[Written request] Scan the listing below. Report each line that includes "knots".

— START Provided material —

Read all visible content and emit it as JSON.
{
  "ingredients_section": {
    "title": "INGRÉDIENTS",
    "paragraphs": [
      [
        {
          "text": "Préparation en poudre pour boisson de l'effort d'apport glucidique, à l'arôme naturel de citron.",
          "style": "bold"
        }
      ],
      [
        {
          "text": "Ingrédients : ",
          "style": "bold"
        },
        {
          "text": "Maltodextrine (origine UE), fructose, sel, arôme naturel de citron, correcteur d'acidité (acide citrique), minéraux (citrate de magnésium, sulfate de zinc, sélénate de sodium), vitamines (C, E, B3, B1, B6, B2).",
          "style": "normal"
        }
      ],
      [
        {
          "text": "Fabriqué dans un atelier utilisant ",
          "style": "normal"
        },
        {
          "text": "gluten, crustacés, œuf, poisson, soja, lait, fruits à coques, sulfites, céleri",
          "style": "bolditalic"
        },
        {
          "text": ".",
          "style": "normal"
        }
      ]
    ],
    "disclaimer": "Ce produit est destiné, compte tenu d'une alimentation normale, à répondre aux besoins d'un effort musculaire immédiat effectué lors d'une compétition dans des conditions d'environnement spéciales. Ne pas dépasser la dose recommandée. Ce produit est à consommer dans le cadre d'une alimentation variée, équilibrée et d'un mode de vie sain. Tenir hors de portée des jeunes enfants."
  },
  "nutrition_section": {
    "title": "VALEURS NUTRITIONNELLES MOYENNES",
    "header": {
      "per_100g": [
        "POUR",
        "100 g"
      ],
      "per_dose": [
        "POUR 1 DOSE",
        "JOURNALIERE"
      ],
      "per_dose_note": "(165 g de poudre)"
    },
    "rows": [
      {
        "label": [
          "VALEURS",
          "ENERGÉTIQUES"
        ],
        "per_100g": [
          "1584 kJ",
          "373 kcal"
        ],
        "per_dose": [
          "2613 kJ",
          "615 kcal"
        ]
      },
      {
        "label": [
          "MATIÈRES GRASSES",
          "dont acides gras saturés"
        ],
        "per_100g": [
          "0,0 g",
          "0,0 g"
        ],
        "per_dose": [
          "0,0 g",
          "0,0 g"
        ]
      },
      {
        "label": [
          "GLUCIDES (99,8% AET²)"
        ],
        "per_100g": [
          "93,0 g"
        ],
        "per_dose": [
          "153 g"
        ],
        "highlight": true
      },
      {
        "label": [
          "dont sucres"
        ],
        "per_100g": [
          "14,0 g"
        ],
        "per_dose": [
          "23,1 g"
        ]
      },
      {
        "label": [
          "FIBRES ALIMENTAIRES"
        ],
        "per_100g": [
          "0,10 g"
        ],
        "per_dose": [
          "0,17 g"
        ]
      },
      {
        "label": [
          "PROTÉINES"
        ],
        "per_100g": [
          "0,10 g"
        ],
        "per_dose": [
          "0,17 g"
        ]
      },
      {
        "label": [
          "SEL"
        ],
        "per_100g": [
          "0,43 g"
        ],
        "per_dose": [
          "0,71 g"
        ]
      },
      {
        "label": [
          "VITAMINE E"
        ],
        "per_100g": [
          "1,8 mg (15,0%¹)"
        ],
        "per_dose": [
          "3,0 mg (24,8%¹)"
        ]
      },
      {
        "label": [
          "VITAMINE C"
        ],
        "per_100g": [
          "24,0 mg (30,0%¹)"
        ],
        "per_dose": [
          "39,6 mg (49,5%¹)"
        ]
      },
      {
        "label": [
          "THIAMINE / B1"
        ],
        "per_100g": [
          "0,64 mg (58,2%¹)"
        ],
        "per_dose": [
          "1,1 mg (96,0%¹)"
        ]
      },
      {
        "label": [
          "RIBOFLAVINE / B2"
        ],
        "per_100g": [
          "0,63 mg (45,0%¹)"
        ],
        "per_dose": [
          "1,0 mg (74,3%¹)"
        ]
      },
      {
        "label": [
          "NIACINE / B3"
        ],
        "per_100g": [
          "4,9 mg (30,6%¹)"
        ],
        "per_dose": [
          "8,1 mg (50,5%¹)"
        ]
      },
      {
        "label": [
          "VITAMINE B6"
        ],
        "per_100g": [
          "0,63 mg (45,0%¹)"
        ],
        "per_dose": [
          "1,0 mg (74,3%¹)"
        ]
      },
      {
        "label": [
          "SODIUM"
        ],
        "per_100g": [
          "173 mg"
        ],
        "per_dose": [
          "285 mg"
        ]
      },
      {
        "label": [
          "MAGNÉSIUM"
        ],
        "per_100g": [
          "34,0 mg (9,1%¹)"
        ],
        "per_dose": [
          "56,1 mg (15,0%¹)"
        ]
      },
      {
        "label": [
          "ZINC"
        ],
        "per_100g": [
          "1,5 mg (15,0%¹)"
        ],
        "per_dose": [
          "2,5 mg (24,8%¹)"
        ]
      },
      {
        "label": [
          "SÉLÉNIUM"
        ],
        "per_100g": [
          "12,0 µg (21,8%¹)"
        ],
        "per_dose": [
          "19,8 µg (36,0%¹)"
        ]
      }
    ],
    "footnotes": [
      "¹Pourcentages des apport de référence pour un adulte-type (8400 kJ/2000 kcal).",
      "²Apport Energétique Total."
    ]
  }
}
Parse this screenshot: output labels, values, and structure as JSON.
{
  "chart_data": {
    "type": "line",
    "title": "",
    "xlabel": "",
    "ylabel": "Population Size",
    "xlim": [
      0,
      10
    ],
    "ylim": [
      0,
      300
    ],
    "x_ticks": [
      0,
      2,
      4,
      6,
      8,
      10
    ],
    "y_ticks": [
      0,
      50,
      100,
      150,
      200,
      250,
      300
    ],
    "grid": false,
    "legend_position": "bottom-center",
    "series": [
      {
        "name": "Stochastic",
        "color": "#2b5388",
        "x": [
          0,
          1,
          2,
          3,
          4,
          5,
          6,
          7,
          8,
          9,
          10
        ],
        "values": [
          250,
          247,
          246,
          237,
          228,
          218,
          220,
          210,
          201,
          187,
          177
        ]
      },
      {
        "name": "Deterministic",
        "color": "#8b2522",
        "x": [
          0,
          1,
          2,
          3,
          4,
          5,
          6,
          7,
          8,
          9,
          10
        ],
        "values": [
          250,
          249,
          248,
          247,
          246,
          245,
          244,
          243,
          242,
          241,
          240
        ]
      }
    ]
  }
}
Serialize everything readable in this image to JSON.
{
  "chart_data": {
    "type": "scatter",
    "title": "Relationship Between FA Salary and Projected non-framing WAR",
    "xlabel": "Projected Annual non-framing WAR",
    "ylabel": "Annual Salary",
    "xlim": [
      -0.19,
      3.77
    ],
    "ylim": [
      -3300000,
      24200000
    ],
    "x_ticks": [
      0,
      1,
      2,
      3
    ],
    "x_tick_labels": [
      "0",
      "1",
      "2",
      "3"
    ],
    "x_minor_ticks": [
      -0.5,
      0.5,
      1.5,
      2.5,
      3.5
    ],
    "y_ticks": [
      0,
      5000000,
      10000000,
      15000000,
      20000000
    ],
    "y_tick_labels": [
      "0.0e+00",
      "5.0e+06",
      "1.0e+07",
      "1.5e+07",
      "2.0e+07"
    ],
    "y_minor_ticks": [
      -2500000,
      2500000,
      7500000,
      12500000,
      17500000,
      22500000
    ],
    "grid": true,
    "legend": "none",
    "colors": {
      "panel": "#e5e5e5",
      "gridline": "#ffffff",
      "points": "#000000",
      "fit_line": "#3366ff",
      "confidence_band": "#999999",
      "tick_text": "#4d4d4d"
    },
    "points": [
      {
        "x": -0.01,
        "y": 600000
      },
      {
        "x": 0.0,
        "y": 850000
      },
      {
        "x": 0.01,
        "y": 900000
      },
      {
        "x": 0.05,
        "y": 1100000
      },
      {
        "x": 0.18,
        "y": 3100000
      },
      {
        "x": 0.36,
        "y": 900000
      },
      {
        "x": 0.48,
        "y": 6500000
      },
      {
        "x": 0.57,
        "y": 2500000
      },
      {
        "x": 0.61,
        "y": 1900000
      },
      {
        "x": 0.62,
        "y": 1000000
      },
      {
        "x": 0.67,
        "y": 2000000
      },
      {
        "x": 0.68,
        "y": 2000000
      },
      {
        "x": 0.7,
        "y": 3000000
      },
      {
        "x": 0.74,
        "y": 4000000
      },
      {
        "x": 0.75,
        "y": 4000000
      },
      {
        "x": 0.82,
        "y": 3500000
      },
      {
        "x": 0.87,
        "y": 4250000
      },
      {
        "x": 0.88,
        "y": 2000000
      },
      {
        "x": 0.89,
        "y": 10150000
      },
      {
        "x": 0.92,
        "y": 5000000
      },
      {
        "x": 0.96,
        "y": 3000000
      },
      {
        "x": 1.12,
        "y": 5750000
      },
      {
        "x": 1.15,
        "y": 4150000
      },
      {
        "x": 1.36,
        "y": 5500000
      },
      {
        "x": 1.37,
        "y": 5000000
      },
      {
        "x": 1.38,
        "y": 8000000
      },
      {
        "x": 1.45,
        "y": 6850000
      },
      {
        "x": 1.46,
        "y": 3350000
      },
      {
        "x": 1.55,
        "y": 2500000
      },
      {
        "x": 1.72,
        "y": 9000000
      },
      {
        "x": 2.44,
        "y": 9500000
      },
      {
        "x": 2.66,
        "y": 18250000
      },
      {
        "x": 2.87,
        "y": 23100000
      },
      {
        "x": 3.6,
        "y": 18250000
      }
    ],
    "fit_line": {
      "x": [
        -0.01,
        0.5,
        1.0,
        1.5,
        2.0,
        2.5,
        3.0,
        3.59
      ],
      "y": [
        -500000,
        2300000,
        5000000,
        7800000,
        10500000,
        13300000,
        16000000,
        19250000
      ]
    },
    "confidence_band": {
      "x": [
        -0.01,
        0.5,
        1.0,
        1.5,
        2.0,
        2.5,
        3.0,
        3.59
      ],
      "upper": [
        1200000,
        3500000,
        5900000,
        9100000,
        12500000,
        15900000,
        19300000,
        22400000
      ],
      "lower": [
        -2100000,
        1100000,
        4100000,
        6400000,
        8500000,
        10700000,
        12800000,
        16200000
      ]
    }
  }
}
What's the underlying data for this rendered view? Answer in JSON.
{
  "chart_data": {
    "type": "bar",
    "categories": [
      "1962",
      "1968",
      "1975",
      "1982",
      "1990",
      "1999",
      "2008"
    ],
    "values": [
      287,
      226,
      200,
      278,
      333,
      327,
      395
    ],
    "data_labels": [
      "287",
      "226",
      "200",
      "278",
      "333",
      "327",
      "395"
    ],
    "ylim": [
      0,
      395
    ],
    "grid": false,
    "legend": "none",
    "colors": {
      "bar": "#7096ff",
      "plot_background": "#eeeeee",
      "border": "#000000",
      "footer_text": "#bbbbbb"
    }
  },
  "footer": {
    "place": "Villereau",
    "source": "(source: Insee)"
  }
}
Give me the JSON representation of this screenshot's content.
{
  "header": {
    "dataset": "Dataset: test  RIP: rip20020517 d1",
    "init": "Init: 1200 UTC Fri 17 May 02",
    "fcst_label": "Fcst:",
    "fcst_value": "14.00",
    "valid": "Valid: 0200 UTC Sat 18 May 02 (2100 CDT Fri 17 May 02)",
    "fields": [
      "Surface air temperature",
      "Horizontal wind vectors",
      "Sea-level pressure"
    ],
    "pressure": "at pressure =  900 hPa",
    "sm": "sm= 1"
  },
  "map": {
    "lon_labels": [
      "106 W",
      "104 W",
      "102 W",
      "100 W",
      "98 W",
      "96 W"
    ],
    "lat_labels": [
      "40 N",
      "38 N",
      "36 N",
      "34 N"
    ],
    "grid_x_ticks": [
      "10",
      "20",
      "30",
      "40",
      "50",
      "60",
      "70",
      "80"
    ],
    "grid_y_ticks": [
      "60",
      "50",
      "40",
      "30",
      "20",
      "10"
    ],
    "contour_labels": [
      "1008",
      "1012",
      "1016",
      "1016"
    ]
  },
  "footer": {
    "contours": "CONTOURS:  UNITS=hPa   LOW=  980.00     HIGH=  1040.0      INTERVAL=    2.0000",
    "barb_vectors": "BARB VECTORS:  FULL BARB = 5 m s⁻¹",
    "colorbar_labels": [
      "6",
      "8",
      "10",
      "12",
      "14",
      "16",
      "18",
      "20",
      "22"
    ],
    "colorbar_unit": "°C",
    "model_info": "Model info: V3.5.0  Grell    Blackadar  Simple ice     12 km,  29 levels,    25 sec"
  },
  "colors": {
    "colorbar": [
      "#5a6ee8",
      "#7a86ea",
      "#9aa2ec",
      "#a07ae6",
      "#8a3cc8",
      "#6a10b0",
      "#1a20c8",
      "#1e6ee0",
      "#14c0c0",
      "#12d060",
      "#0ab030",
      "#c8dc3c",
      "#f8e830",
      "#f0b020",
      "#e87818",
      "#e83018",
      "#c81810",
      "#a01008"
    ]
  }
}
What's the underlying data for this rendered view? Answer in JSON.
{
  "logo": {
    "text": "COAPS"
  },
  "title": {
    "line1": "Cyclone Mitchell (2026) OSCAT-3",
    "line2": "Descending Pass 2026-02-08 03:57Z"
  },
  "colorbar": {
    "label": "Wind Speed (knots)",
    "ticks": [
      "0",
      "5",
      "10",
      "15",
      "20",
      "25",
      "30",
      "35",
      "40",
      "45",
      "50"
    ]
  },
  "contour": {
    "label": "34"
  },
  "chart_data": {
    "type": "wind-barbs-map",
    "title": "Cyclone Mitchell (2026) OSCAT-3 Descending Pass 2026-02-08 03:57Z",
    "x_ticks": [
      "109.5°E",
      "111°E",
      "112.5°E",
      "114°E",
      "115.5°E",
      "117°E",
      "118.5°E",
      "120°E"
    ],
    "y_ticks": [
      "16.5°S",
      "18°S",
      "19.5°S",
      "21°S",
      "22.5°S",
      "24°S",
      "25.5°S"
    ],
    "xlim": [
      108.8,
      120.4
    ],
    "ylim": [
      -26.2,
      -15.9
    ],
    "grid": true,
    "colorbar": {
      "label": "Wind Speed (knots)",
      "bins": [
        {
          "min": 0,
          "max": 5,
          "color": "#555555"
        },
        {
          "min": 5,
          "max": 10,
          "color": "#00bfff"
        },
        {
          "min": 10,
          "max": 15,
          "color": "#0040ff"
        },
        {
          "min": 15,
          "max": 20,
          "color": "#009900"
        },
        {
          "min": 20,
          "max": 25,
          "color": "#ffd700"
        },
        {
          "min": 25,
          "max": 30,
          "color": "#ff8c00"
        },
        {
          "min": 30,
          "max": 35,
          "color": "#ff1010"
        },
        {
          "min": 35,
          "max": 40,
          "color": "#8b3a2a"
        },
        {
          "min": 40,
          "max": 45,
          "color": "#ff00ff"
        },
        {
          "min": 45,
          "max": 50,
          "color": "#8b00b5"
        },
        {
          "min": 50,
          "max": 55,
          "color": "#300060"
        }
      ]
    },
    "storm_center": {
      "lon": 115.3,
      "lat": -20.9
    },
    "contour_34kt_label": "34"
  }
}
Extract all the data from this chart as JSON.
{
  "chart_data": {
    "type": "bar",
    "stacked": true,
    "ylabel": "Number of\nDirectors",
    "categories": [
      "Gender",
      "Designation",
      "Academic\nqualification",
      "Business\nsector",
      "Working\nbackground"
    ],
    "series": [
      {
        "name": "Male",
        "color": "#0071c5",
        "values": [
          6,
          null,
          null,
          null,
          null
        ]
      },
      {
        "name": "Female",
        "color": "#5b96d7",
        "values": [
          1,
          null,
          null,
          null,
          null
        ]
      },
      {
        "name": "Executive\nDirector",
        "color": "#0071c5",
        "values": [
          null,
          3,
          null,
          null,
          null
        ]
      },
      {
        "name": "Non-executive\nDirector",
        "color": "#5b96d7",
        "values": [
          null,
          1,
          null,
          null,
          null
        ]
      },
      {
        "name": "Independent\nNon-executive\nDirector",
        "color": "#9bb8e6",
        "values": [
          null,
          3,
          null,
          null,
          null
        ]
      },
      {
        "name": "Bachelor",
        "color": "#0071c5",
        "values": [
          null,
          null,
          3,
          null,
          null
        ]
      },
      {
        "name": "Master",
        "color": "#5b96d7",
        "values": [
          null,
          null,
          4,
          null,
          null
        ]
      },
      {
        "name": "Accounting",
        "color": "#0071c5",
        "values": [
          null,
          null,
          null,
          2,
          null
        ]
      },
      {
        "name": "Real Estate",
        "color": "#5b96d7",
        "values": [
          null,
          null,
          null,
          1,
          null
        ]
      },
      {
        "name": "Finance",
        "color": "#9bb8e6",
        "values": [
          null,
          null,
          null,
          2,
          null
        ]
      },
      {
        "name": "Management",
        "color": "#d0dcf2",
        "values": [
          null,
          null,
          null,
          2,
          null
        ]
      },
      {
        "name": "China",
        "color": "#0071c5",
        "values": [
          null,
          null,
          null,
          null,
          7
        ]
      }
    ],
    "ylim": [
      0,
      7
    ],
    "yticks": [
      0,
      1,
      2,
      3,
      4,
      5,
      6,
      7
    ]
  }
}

— END Provided material —

[Correct result]
    "label": "Wind Speed (knots)",
      "label": "Wind Speed (knots)",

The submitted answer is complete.